Dataset content:

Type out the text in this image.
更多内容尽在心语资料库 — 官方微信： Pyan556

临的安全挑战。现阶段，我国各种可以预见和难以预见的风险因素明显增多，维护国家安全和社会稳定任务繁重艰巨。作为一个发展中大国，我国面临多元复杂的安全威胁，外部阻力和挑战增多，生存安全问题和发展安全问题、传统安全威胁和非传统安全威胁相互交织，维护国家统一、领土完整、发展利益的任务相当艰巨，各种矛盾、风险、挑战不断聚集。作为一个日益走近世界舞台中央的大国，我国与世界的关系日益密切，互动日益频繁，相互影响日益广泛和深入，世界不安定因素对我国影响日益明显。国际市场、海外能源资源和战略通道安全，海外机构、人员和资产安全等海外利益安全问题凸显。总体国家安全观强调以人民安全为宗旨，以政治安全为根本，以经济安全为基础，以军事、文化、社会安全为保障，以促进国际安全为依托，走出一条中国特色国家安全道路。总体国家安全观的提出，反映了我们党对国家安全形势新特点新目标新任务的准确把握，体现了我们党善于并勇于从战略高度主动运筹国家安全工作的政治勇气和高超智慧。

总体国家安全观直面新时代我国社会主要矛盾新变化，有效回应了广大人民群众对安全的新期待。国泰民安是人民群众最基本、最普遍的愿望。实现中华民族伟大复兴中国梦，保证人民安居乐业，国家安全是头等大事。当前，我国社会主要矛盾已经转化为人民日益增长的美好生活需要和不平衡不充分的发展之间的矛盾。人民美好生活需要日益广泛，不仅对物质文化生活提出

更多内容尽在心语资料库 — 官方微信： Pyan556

Short exercise: Return every record above exactly as it appears.

Finished answer:
Type out the text in this image.
更多内容尽在心语资料库 — 官方微信： Pyan556

临的安全挑战。现阶段，我国各种可以预见和难以预见的风险因素明显增多，维护国家安全和社会稳定任务繁重艰巨。作为一个发展中大国，我国面临多元复杂的安全威胁，外部阻力和挑战增多，生存安全问题和发展安全问题、传统安全威胁和非传统安全威胁相互交织，维护国家统一、领土完整、发展利益的任务相当艰巨，各种矛盾、风险、挑战不断聚集。作为一个日益走近世界舞台中央的大国，我国与世界的关系日益密切，互动日益频繁，相互影响日益广泛和深入，世界不安定因素对我国影响日益明显。国际市场、海外能源资源和战略通道安全，海外机构、人员和资产安全等海外利益安全问题凸显。总体国家安全观强调以人民安全为宗旨，以政治安全为根本，以经济安全为基础，以军事、文化、社会安全为保障，以促进国际安全为依托，走出一条中国特色国家安全道路。总体国家安全观的提出，反映了我们党对国家安全形势新特点新目标新任务的准确把握，体现了我们党善于并勇于从战略高度主动运筹国家安全工作的政治勇气和高超智慧。

总体国家安全观直面新时代我国社会主要矛盾新变化，有效回应了广大人民群众对安全的新期待。国泰民安是人民群众最基本、最普遍的愿望。实现中华民族伟大复兴中国梦，保证人民安居乐业，国家安全是头等大事。当前，我国社会主要矛盾已经转化为人民日益增长的美好生活需要和不平衡不充分的发展之间的矛盾。人民美好生活需要日益广泛，不仅对物质文化生活提出

更多内容尽在心语资料库 — 官方微信： Pyan556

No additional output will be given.